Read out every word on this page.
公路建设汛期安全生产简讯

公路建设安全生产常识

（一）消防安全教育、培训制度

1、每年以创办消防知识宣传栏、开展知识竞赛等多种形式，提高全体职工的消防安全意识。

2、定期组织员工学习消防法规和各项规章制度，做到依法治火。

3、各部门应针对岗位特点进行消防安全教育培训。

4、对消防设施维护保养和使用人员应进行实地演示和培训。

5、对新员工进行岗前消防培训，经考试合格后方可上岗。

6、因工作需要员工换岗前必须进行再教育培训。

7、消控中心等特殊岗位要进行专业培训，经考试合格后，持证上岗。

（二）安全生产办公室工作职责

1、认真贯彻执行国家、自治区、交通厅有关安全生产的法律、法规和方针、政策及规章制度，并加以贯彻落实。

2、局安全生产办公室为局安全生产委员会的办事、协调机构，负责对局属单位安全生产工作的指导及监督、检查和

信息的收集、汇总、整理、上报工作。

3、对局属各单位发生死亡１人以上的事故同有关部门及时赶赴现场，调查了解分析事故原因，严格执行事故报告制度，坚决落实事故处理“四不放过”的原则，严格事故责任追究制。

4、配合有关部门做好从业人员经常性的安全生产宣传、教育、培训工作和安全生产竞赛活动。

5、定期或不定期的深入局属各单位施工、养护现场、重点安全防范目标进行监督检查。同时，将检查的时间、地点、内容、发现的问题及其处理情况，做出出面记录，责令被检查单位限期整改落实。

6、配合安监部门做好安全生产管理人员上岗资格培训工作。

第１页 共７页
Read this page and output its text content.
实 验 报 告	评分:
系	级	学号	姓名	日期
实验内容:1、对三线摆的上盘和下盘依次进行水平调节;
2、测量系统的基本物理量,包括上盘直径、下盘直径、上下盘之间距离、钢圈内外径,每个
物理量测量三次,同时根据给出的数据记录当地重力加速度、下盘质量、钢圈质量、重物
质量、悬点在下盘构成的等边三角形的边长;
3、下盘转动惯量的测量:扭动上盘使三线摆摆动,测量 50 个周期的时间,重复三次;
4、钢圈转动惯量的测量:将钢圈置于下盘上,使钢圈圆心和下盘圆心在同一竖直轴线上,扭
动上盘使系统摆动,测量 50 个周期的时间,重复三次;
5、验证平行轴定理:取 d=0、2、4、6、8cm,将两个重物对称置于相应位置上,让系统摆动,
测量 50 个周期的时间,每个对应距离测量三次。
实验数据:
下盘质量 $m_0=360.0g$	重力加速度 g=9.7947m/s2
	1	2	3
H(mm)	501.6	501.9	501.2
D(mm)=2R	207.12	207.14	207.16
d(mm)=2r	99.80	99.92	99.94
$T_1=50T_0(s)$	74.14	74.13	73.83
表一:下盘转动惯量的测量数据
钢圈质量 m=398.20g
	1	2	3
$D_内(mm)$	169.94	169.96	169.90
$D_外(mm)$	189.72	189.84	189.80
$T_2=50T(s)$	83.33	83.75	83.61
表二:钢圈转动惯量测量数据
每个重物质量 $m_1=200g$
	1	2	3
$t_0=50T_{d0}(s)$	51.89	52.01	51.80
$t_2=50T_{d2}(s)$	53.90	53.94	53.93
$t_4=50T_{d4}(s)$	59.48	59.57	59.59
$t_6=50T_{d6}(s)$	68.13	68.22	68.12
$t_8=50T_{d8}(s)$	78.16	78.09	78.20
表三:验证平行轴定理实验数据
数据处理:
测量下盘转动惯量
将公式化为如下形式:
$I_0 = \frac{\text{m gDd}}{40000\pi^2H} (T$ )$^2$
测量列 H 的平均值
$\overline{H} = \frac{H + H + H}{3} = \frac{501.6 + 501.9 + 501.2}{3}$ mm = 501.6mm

====================

*INSTRUCTIONS TO FOLLOW:* Repeat the material above in full, keeping every word.

*RESPONSE TO THIS TASK:*
Read out every word on this page.
公路建设汛期安全生产简讯

公路建设安全生产常识

（一）消防安全教育、培训制度

1、每年以创办消防知识宣传栏、开展知识竞赛等多种形式，提高全体职工的消防安全意识。

2、定期组织员工学习消防法规和各项规章制度，做到依法治火。

3、各部门应针对岗位特点进行消防安全教育培训。

4、对消防设施维护保养和使用人员应进行实地演示和培训。

5、对新员工进行岗前消防培训，经考试合格后方可上岗。

6、因工作需要员工换岗前必须进行再教育培训。

7、消控中心等特殊岗位要进行专业培训，经考试合格后，持证上岗。

（二）安全生产办公室工作职责

1、认真贯彻执行国家、自治区、交通厅有关安全生产的法律、法规和方针、政策及规章制度，并加以贯彻落实。

2、局安全生产办公室为局安全生产委员会的办事、协调机构，负责对局属单位安全生产工作的指导及监督、检查和

信息的收集、汇总、整理、上报工作。

3、对局属各单位发生死亡１人以上的事故同有关部门及时赶赴现场，调查了解分析事故原因，严格执行事故报告制度，坚决落实事故处理“四不放过”的原则，严格事故责任追究制。

4、配合有关部门做好从业人员经常性的安全生产宣传、教育、培训工作和安全生产竞赛活动。

5、定期或不定期的深入局属各单位施工、养护现场、重点安全防范目标进行监督检查。同时，将检查的时间、地点、内容、发现的问题及其处理情况，做出出面记录，责令被检查单位限期整改落实。

6、配合安监部门做好安全生产管理人员上岗资格培训工作。

第１页 共７页
Read this page and output its text content.
实 验 报 告	评分:
系	级	学号	姓名	日期
实验内容:1、对三线摆的上盘和下盘依次进行水平调节;
2、测量系统的基本物理量,包括上盘直径、下盘直径、上下盘之间距离、钢圈内外径,每个
物理量测量三次,同时根据给出的数据记录当地重力加速度、下盘质量、钢圈质量、重物
质量、悬点在下盘构成的等边三角形的边长;
3、下盘转动惯量的测量:扭动上盘使三线摆摆动,测量 50 个周期的时间,重复三次;
4、钢圈转动惯量的测量:将钢圈置于下盘上,使钢圈圆心和下盘圆心在同一竖直轴线上,扭
动上盘使系统摆动,测量 50 个周期的时间,重复三次;
5、验证平行轴定理:取 d=0、2、4、6、8cm,将两个重物对称置于相应位置上,让系统摆动,
测量 50 个周期的时间,每个对应距离测量三次。
实验数据:
下盘质量 $m_0=360.0g$	重力加速度 g=9.7947m/s2
	1	2	3
H(mm)	501.6	501.9	501.2
D(mm)=2R	207.12	207.14	207.16
d(mm)=2r	99.80	99.92	99.94
$T_1=50T_0(s)$	74.14	74.13	73.83
表一:下盘转动惯量的测量数据
钢圈质量 m=398.20g
	1	2	3
$D_内(mm)$	169.94	169.96	169.90
$D_外(mm)$	189.72	189.84	189.80
$T_2=50T(s)$	83.33	83.75	83.61
表二:钢圈转动惯量测量数据
每个重物质量 $m_1=200g$
	1	2	3
$t_0=50T_{d0}(s)$	51.89	52.01	51.80
$t_2=50T_{d2}(s)$	53.90	53.94	53.93
$t_4=50T_{d4}(s)$	59.48	59.57	59.59
$t_6=50T_{d6}(s)$	68.13	68.22	68.12
$t_8=50T_{d8}(s)$	78.16	78.09	78.20
表三:验证平行轴定理实验数据
数据处理:
测量下盘转动惯量
将公式化为如下形式:
$I_0 = \frac{\text{m gDd}}{40000\pi^2H} (T$ )$^2$
测量列 H 的平均值
$\overline{H} = \frac{H + H + H}{3} = \frac{501.6 + 501.9 + 501.2}{3}$ mm = 501.6mm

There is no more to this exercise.